(Items from a document page collection)

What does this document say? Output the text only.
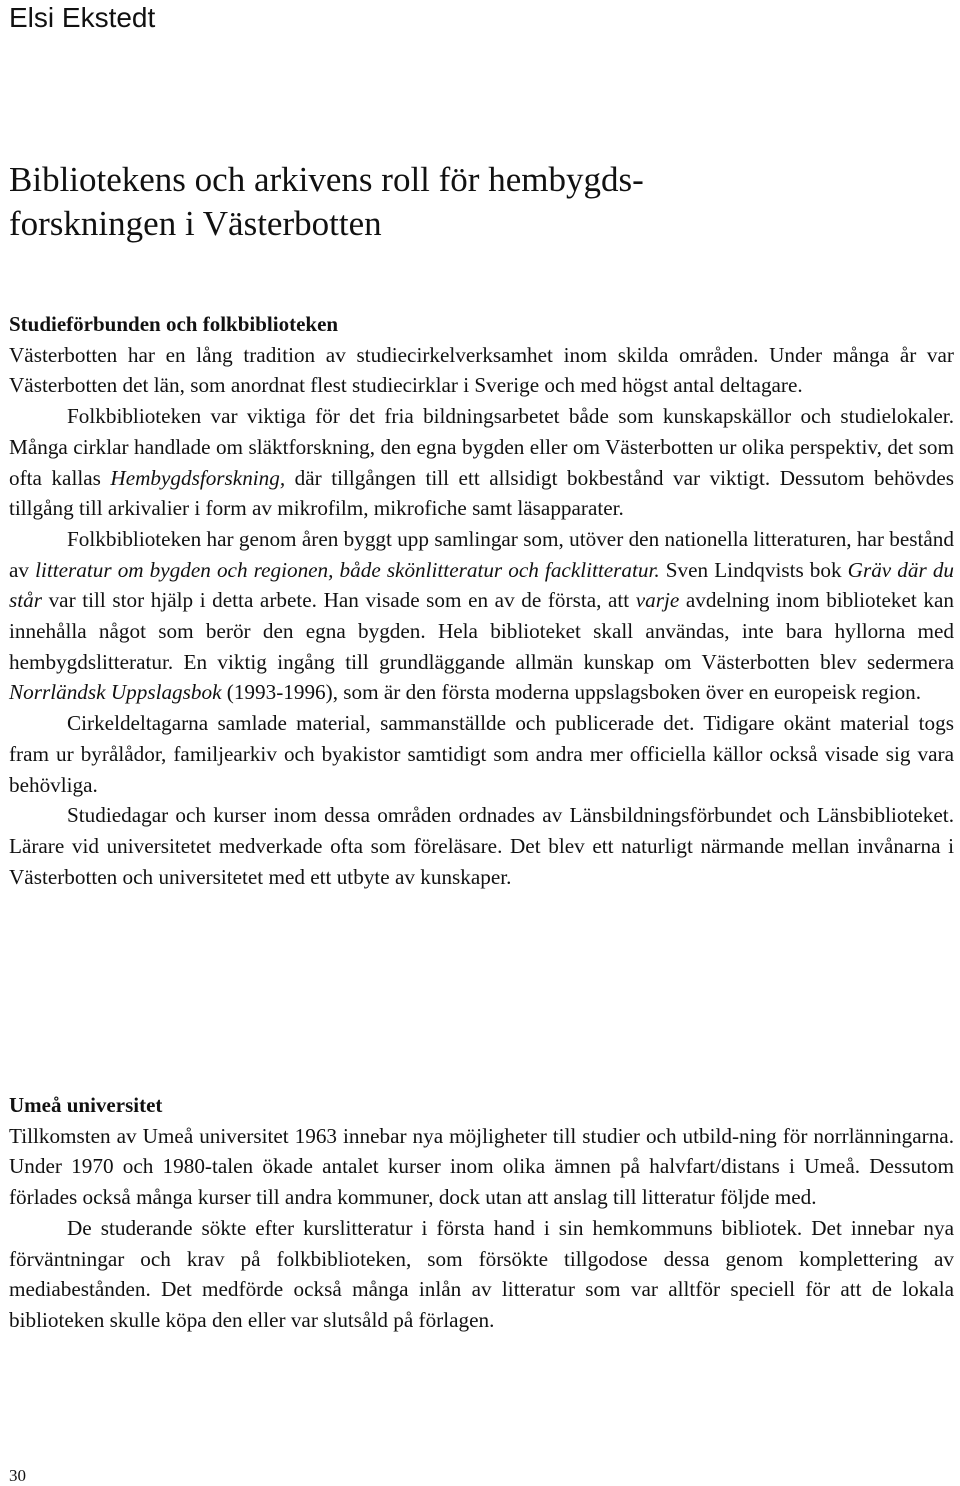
Elsi Ekstedt
Bibliotekens och arkivens roll för hembygds-
forskningen i Västerbotten
Studieförbunden och folkbiblioteken

Västerbotten har en lång tradition av studiecirkelverksamhet inom skilda områden. Under många år var Västerbotten det län, som anordnat flest studiecirklar i Sverige och med högst antal deltagare.

Folkbiblioteken var viktiga för det fria bildningsarbetet både som kunskapskällor och studielokaler. Många cirklar handlade om släktforskning, den egna bygden eller om Västerbotten ur olika perspektiv, det som ofta kallas Hembygdsforskning, där tillgången till ett allsidigt bokbestånd var viktigt. Dessutom behövdes tillgång till arkivalier i form av mikrofilm, mikrofiche samt läsapparater.

Folkbiblioteken har genom åren byggt upp samlingar som, utöver den nationella litteraturen, har bestånd av litteratur om bygden och regionen, både skönlitteratur och facklitteratur. Sven Lindqvists bok Gräv där du står var till stor hjälp i detta arbete. Han visade som en av de första, att varje avdelning inom biblioteket kan innehålla något som berör den egna bygden. Hela biblioteket skall användas, inte bara hyllorna med hembygdslitteratur. En viktig ingång till grundläggande allmän kunskap om Västerbotten blev sedermera Norrländsk Uppslagsbok (1993-1996), som är den första moderna uppslagsboken över en europeisk region.

Cirkeldeltagarna samlade material, sammanställde och publicerade det. Tidigare okänt material togs fram ur byrålådor, familjearkiv och byakistor samtidigt som andra mer officiella källor också visade sig vara behövliga.

Studiedagar och kurser inom dessa områden ordnades av Länsbildningsförbundet och Länsbiblioteket. Lärare vid universitetet medverkade ofta som föreläsare. Det blev ett naturligt närmande mellan invånarna i Västerbotten och universitetet med ett utbyte av kunskaper.

Umeå universitet

Tillkomsten av Umeå universitet 1963 innebar nya möjligheter till studier och utbild-ning för norrlänningarna. Under 1970 och 1980-talen ökade antalet kurser inom olika ämnen på halvfart/distans i Umeå. Dessutom förlades också många kurser till andra kommuner, dock utan att anslag till litteratur följde med.

De studerande sökte efter kurslitteratur i första hand i sin hemkommuns bibliotek. Det innebar nya förväntningar och krav på folkbiblioteken, som försökte tillgodose dessa genom komplettering av mediabestånden. Det medförde också många inlån av litteratur som var alltför speciell för att de lokala biblioteken skulle köpa den eller var slutsåld på förlagen.

30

• _How to complete this task_
Extract every line from the records above that contains the word "Under".

• _Task solution_
Västerbotten har en lång tradition av studiecirkelverksamhet inom skilda områden. Under många år var Västerbotten det län, som anordnat flest studiecirklar i Sverige och med högst antal deltagare.
Tillkomsten av Umeå universitet 1963 innebar nya möjligheter till studier och utbild-ning för norrlänningarna. Under 1970 och 1980-talen ökade antalet kurser inom olika ämnen på halvfart/distans i Umeå. Dessutom förlades också många kurser till andra kommuner, dock utan att anslag till litteratur följde med.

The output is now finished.